| TASK DETAILS |
Copy nothing but the text: repeat each entry exactly and drop the images.

--- Start PROVIDED DATA ---

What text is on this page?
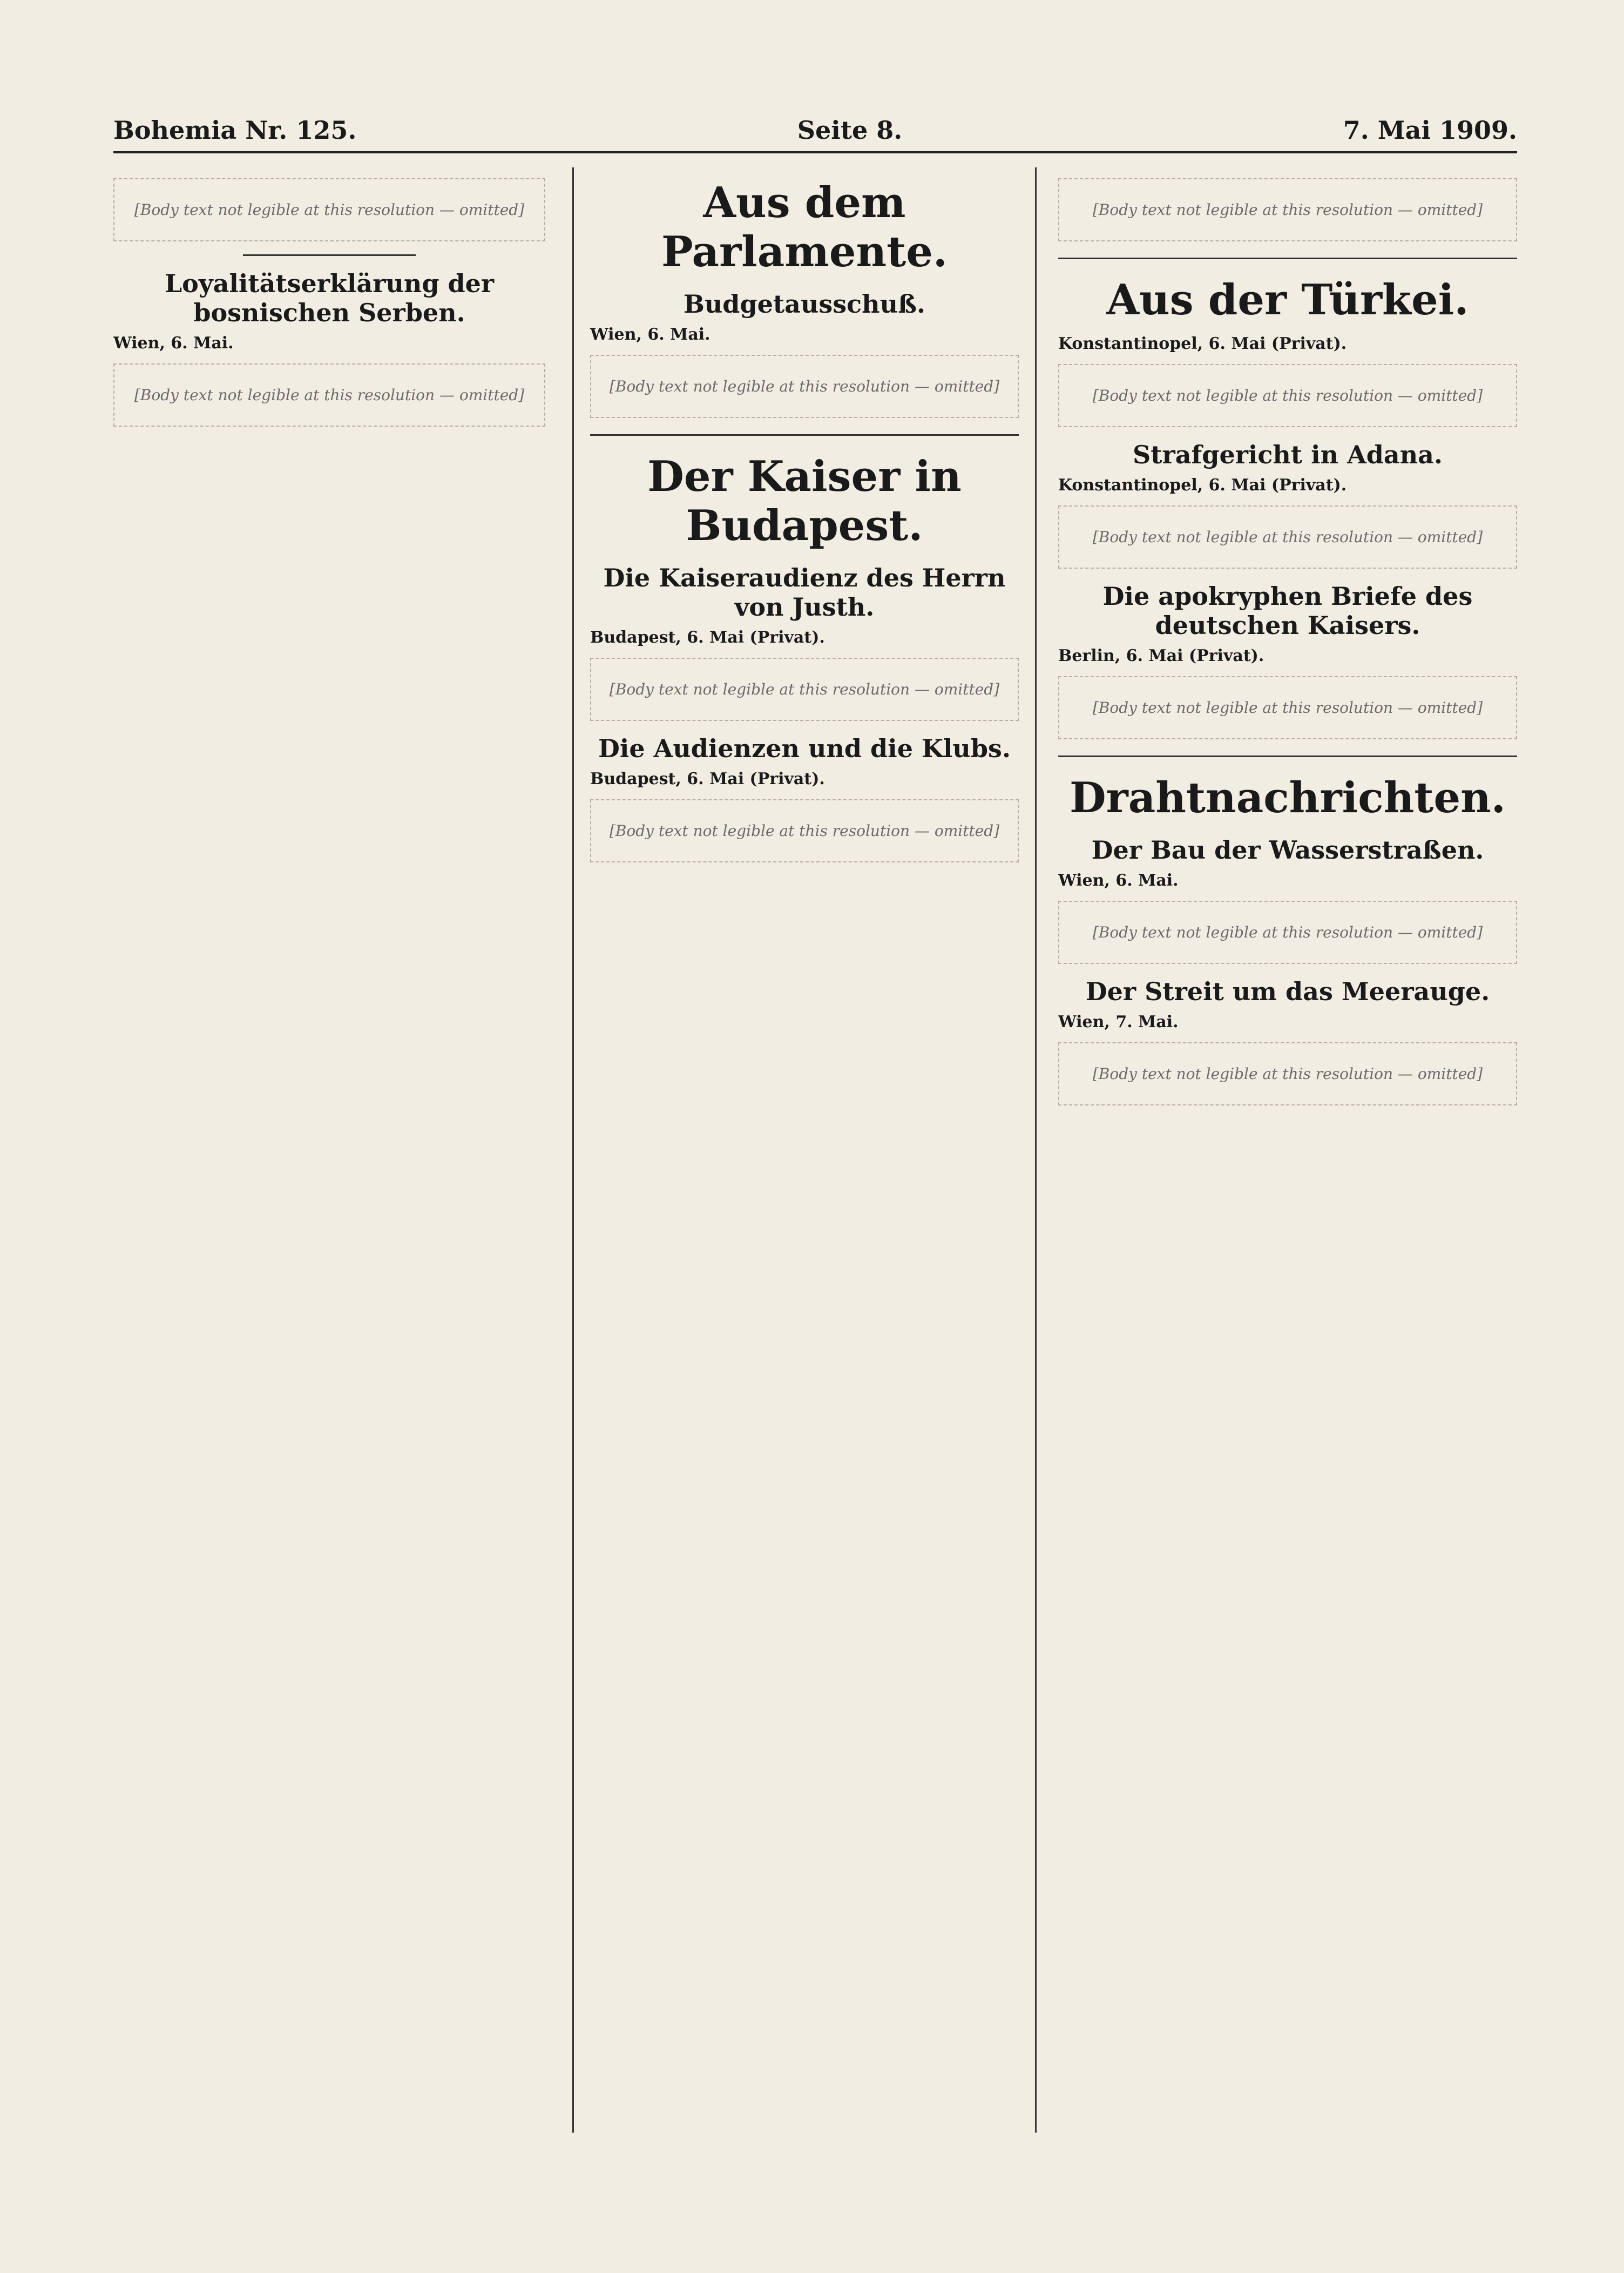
Bohemia Nr. 125.	Seite 8.	7. Mai 1909.
[Body text not legible at this resolution — omitted]
Loyalitätserklärung der bosnischen Serben.

Wien, 6. Mai.

[Body text not legible at this resolution — omitted]
Aus dem Parlamente.
Budgetausschuß.

Wien, 6. Mai.

[Body text not legible at this resolution — omitted]
Der Kaiser in Budapest.
Die Kaiseraudienz des Herrn von Justh.

Budapest, 6. Mai (Privat).

[Body text not legible at this resolution — omitted]
Die Audienzen und die Klubs.

Budapest, 6. Mai (Privat).

[Body text not legible at this resolution — omitted]
[Body text not legible at this resolution — omitted]
Aus der Türkei.

Konstantinopel, 6. Mai (Privat).

[Body text not legible at this resolution — omitted]
Strafgericht in Adana.

Konstantinopel, 6. Mai (Privat).

[Body text not legible at this resolution — omitted]
Die apokryphen Briefe des deutschen Kaisers.

Berlin, 6. Mai (Privat).

[Body text not legible at this resolution — omitted]
Drahtnachrichten.
Der Bau der Wasserstraßen.

Wien, 6. Mai.

[Body text not legible at this resolution — omitted]
Der Streit um das Meerauge.

Wien, 7. Mai.

[Body text not legible at this resolution — omitted]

--- End PROVIDED DATA ---

| WORKED SOLUTION |
What text is on this page?
Bohemia Nr. 125.	Seite 8.	7. Mai 1909.
[Body text not legible at this resolution — omitted]
Loyalitätserklärung der bosnischen Serben.

Wien, 6. Mai.

[Body text not legible at this resolution — omitted]
Aus dem Parlamente.
Budgetausschuß.

Wien, 6. Mai.

[Body text not legible at this resolution — omitted]
Der Kaiser in Budapest.
Die Kaiseraudienz des Herrn von Justh.

Budapest, 6. Mai (Privat).

[Body text not legible at this resolution — omitted]
Die Audienzen und die Klubs.

Budapest, 6. Mai (Privat).

[Body text not legible at this resolution — omitted]
[Body text not legible at this resolution — omitted]
Aus der Türkei.

Konstantinopel, 6. Mai (Privat).

[Body text not legible at this resolution — omitted]
Strafgericht in Adana.

Konstantinopel, 6. Mai (Privat).

[Body text not legible at this resolution — omitted]
Die apokryphen Briefe des deutschen Kaisers.

Berlin, 6. Mai (Privat).

[Body text not legible at this resolution — omitted]
Drahtnachrichten.
Der Bau der Wasserstraßen.

Wien, 6. Mai.

[Body text not legible at this resolution — omitted]
Der Streit um das Meerauge.

Wien, 7. Mai.

[Body text not legible at this resolution — omitted]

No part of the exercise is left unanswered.